GIVEN INSTRUCTION
Repeat the data below exactly, dropping any pictures it holds.

Saved entries

====

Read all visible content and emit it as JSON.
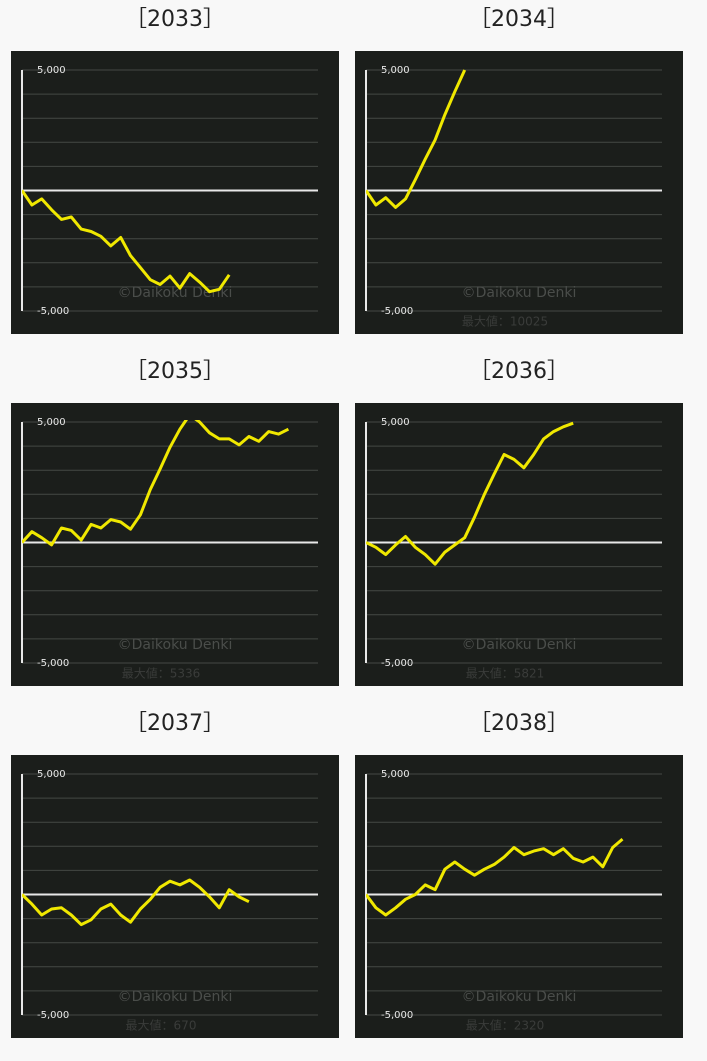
{
  "chart_data": [
    {
      "type": "line",
      "title": "［2033］",
      "color": "#f0e800",
      "watermark": "©Daikoku Denki",
      "ylim": [
        -5000,
        5000
      ],
      "xlim": [
        0,
        30
      ],
      "yticks": [
        {
          "value": 5000,
          "label": "5,000"
        },
        {
          "value": -5000,
          "label": "-5,000"
        }
      ],
      "ygrid": [
        -4000,
        -3000,
        -2000,
        -1000,
        0,
        1000,
        2000,
        3000,
        4000
      ],
      "values": [
        0,
        -600,
        -350,
        -800,
        -1200,
        -1100,
        -1600,
        -1700,
        -1900,
        -2300,
        -1950,
        -2700,
        -3200,
        -3700,
        -3900,
        -3550,
        -4050,
        -3450,
        -3800,
        -4200,
        -4100,
        -3500
      ]
    },
    {
      "type": "line",
      "title": "［2034］",
      "color": "#f0e800",
      "watermark": "©Daikoku Denki",
      "footer": "最大値：10025",
      "ylim": [
        -5000,
        5000
      ],
      "xlim": [
        0,
        30
      ],
      "yticks": [
        {
          "value": 5000,
          "label": "5,000"
        },
        {
          "value": -5000,
          "label": "-5,000"
        }
      ],
      "ygrid": [
        -4000,
        -3000,
        -2000,
        -1000,
        0,
        1000,
        2000,
        3000,
        4000
      ],
      "values": [
        0,
        -600,
        -300,
        -700,
        -350,
        450,
        1300,
        2100,
        3150,
        4100,
        5000
      ]
    },
    {
      "type": "line",
      "title": "［2035］",
      "color": "#f0e800",
      "watermark": "©Daikoku Denki",
      "footer": "最大値：5336",
      "ylim": [
        -5000,
        5000
      ],
      "xlim": [
        0,
        30
      ],
      "yticks": [
        {
          "value": 5000,
          "label": "5,000"
        },
        {
          "value": -5000,
          "label": "-5,000"
        }
      ],
      "ygrid": [
        -4000,
        -3000,
        -2000,
        -1000,
        0,
        1000,
        2000,
        3000,
        4000
      ],
      "values": [
        0,
        450,
        200,
        -100,
        600,
        500,
        100,
        750,
        600,
        950,
        850,
        550,
        1150,
        2200,
        3050,
        3950,
        4700,
        5300,
        5000,
        4550,
        4300,
        4300,
        4050,
        4400,
        4200,
        4600,
        4500,
        4700
      ]
    },
    {
      "type": "line",
      "title": "［2036］",
      "color": "#f0e800",
      "watermark": "©Daikoku Denki",
      "footer": "最大値：5821",
      "ylim": [
        -5000,
        5000
      ],
      "xlim": [
        0,
        30
      ],
      "yticks": [
        {
          "value": 5000,
          "label": "5,000"
        },
        {
          "value": -5000,
          "label": "-5,000"
        }
      ],
      "ygrid": [
        -4000,
        -3000,
        -2000,
        -1000,
        0,
        1000,
        2000,
        3000,
        4000
      ],
      "values": [
        0,
        -200,
        -500,
        -100,
        250,
        -200,
        -500,
        -900,
        -400,
        -100,
        200,
        1050,
        2000,
        2850,
        3650,
        3450,
        3100,
        3650,
        4300,
        4600,
        4800,
        4950
      ]
    },
    {
      "type": "line",
      "title": "［2037］",
      "color": "#f0e800",
      "watermark": "©Daikoku Denki",
      "footer": "最大値：670",
      "ylim": [
        -5000,
        5000
      ],
      "xlim": [
        0,
        30
      ],
      "yticks": [
        {
          "value": 5000,
          "label": "5,000"
        },
        {
          "value": -5000,
          "label": "-5,000"
        }
      ],
      "ygrid": [
        -4000,
        -3000,
        -2000,
        -1000,
        0,
        1000,
        2000,
        3000,
        4000
      ],
      "values": [
        0,
        -400,
        -850,
        -600,
        -550,
        -850,
        -1250,
        -1050,
        -600,
        -400,
        -850,
        -1150,
        -600,
        -200,
        300,
        550,
        400,
        600,
        300,
        -100,
        -550,
        200,
        -100,
        -300
      ]
    },
    {
      "type": "line",
      "title": "［2038］",
      "color": "#f0e800",
      "watermark": "©Daikoku Denki",
      "footer": "最大値：2320",
      "ylim": [
        -5000,
        5000
      ],
      "xlim": [
        0,
        30
      ],
      "yticks": [
        {
          "value": 5000,
          "label": "5,000"
        },
        {
          "value": -5000,
          "label": "-5,000"
        }
      ],
      "ygrid": [
        -4000,
        -3000,
        -2000,
        -1000,
        0,
        1000,
        2000,
        3000,
        4000
      ],
      "values": [
        0,
        -550,
        -850,
        -550,
        -200,
        0,
        400,
        200,
        1050,
        1350,
        1050,
        800,
        1050,
        1250,
        1550,
        1950,
        1650,
        1800,
        1900,
        1650,
        1900,
        1500,
        1350,
        1550,
        1150,
        1950,
        2300
      ]
    }
  ]
}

====

THE SOLUTION
Read all visible content and emit it as JSON.
{
  "chart_data": [
    {
      "type": "line",
      "title": "［2033］",
      "color": "#f0e800",
      "watermark": "©Daikoku Denki",
      "ylim": [
        -5000,
        5000
      ],
      "xlim": [
        0,
        30
      ],
      "yticks": [
        {
          "value": 5000,
          "label": "5,000"
        },
        {
          "value": -5000,
          "label": "-5,000"
        }
      ],
      "ygrid": [
        -4000,
        -3000,
        -2000,
        -1000,
        0,
        1000,
        2000,
        3000,
        4000
      ],
      "values": [
        0,
        -600,
        -350,
        -800,
        -1200,
        -1100,
        -1600,
        -1700,
        -1900,
        -2300,
        -1950,
        -2700,
        -3200,
        -3700,
        -3900,
        -3550,
        -4050,
        -3450,
        -3800,
        -4200,
        -4100,
        -3500
      ]
    },
    {
      "type": "line",
      "title": "［2034］",
      "color": "#f0e800",
      "watermark": "©Daikoku Denki",
      "footer": "最大値：10025",
      "ylim": [
        -5000,
        5000
      ],
      "xlim": [
        0,
        30
      ],
      "yticks": [
        {
          "value": 5000,
          "label": "5,000"
        },
        {
          "value": -5000,
          "label": "-5,000"
        }
      ],
      "ygrid": [
        -4000,
        -3000,
        -2000,
        -1000,
        0,
        1000,
        2000,
        3000,
        4000
      ],
      "values": [
        0,
        -600,
        -300,
        -700,
        -350,
        450,
        1300,
        2100,
        3150,
        4100,
        5000
      ]
    },
    {
      "type": "line",
      "title": "［2035］",
      "color": "#f0e800",
      "watermark": "©Daikoku Denki",
      "footer": "最大値：5336",
      "ylim": [
        -5000,
        5000
      ],
      "xlim": [
        0,
        30
      ],
      "yticks": [
        {
          "value": 5000,
          "label": "5,000"
        },
        {
          "value": -5000,
          "label": "-5,000"
        }
      ],
      "ygrid": [
        -4000,
        -3000,
        -2000,
        -1000,
        0,
        1000,
        2000,
        3000,
        4000
      ],
      "values": [
        0,
        450,
        200,
        -100,
        600,
        500,
        100,
        750,
        600,
        950,
        850,
        550,
        1150,
        2200,
        3050,
        3950,
        4700,
        5300,
        5000,
        4550,
        4300,
        4300,
        4050,
        4400,
        4200,
        4600,
        4500,
        4700
      ]
    },
    {
      "type": "line",
      "title": "［2036］",
      "color": "#f0e800",
      "watermark": "©Daikoku Denki",
      "footer": "最大値：5821",
      "ylim": [
        -5000,
        5000
      ],
      "xlim": [
        0,
        30
      ],
      "yticks": [
        {
          "value": 5000,
          "label": "5,000"
        },
        {
          "value": -5000,
          "label": "-5,000"
        }
      ],
      "ygrid": [
        -4000,
        -3000,
        -2000,
        -1000,
        0,
        1000,
        2000,
        3000,
        4000
      ],
      "values": [
        0,
        -200,
        -500,
        -100,
        250,
        -200,
        -500,
        -900,
        -400,
        -100,
        200,
        1050,
        2000,
        2850,
        3650,
        3450,
        3100,
        3650,
        4300,
        4600,
        4800,
        4950
      ]
    },
    {
      "type": "line",
      "title": "［2037］",
      "color": "#f0e800",
      "watermark": "©Daikoku Denki",
      "footer": "最大値：670",
      "ylim": [
        -5000,
        5000
      ],
      "xlim": [
        0,
        30
      ],
      "yticks": [
        {
          "value": 5000,
          "label": "5,000"
        },
        {
          "value": -5000,
          "label": "-5,000"
        }
      ],
      "ygrid": [
        -4000,
        -3000,
        -2000,
        -1000,
        0,
        1000,
        2000,
        3000,
        4000
      ],
      "values": [
        0,
        -400,
        -850,
        -600,
        -550,
        -850,
        -1250,
        -1050,
        -600,
        -400,
        -850,
        -1150,
        -600,
        -200,
        300,
        550,
        400,
        600,
        300,
        -100,
        -550,
        200,
        -100,
        -300
      ]
    },
    {
      "type": "line",
      "title": "［2038］",
      "color": "#f0e800",
      "watermark": "©Daikoku Denki",
      "footer": "最大値：2320",
      "ylim": [
        -5000,
        5000
      ],
      "xlim": [
        0,
        30
      ],
      "yticks": [
        {
          "value": 5000,
          "label": "5,000"
        },
        {
          "value": -5000,
          "label": "-5,000"
        }
      ],
      "ygrid": [
        -4000,
        -3000,
        -2000,
        -1000,
        0,
        1000,
        2000,
        3000,
        4000
      ],
      "values": [
        0,
        -550,
        -850,
        -550,
        -200,
        0,
        400,
        200,
        1050,
        1350,
        1050,
        800,
        1050,
        1250,
        1550,
        1950,
        1650,
        1800,
        1900,
        1650,
        1900,
        1500,
        1350,
        1550,
        1150,
        1950,
        2300
      ]
    }
  ]
}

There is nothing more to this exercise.